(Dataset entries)
>>>>
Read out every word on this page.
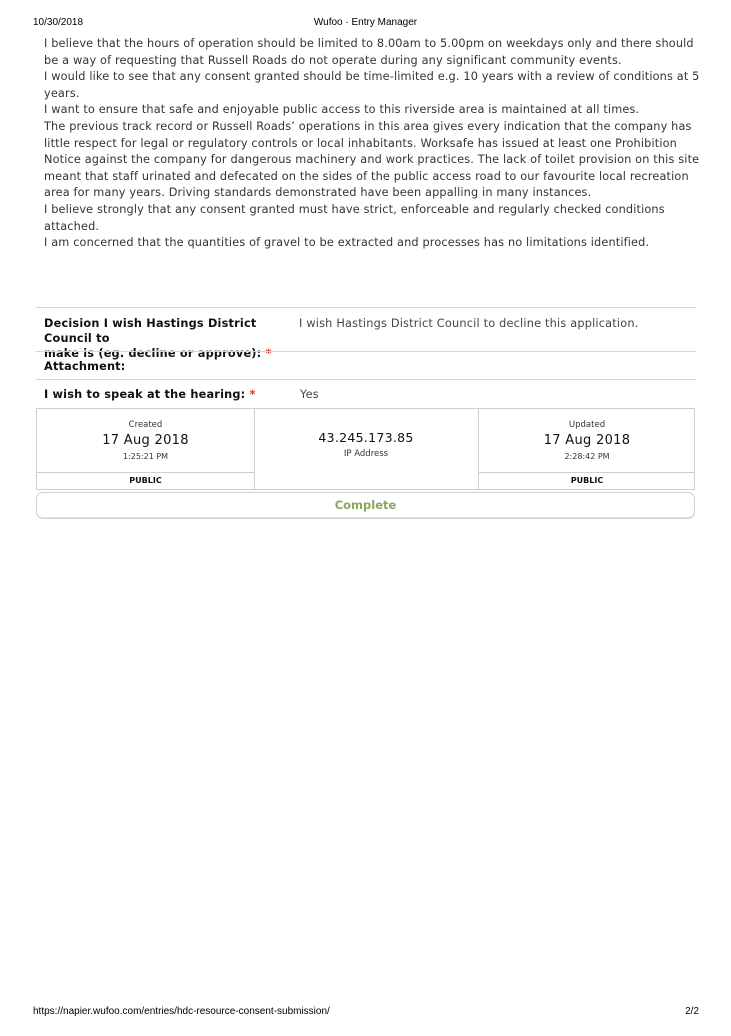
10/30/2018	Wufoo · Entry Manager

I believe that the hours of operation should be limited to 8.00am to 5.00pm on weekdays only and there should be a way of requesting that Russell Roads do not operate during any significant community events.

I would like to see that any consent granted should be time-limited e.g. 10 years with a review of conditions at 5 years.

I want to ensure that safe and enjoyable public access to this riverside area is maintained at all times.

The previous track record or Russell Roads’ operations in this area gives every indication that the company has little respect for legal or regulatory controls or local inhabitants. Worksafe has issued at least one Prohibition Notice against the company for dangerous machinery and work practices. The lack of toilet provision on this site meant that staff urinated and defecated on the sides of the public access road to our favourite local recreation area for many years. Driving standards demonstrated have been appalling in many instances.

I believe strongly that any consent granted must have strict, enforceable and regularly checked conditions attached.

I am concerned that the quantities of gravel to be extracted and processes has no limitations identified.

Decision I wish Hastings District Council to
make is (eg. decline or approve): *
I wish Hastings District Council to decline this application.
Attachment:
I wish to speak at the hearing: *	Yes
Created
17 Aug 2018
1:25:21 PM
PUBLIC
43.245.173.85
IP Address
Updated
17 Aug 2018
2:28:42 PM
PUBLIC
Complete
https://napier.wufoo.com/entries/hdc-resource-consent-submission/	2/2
<<<<
Repeat the records above exactly, omitting every picture.

Read out every word on this page.
10/30/2018	Wufoo · Entry Manager

I believe that the hours of operation should be limited to 8.00am to 5.00pm on weekdays only and there should be a way of requesting that Russell Roads do not operate during any significant community events.

I would like to see that any consent granted should be time-limited e.g. 10 years with a review of conditions at 5 years.

I want to ensure that safe and enjoyable public access to this riverside area is maintained at all times.

The previous track record or Russell Roads’ operations in this area gives every indication that the company has little respect for legal or regulatory controls or local inhabitants. Worksafe has issued at least one Prohibition Notice against the company for dangerous machinery and work practices. The lack of toilet provision on this site meant that staff urinated and defecated on the sides of the public access road to our favourite local recreation area for many years. Driving standards demonstrated have been appalling in many instances.

I believe strongly that any consent granted must have strict, enforceable and regularly checked conditions attached.

I am concerned that the quantities of gravel to be extracted and processes has no limitations identified.

Decision I wish Hastings District Council to
make is (eg. decline or approve): *
I wish Hastings District Council to decline this application.
Attachment:
I wish to speak at the hearing: *	Yes
Created
17 Aug 2018
1:25:21 PM
PUBLIC
43.245.173.85
IP Address
Updated
17 Aug 2018
2:28:42 PM
PUBLIC
Complete
https://napier.wufoo.com/entries/hdc-resource-consent-submission/	2/2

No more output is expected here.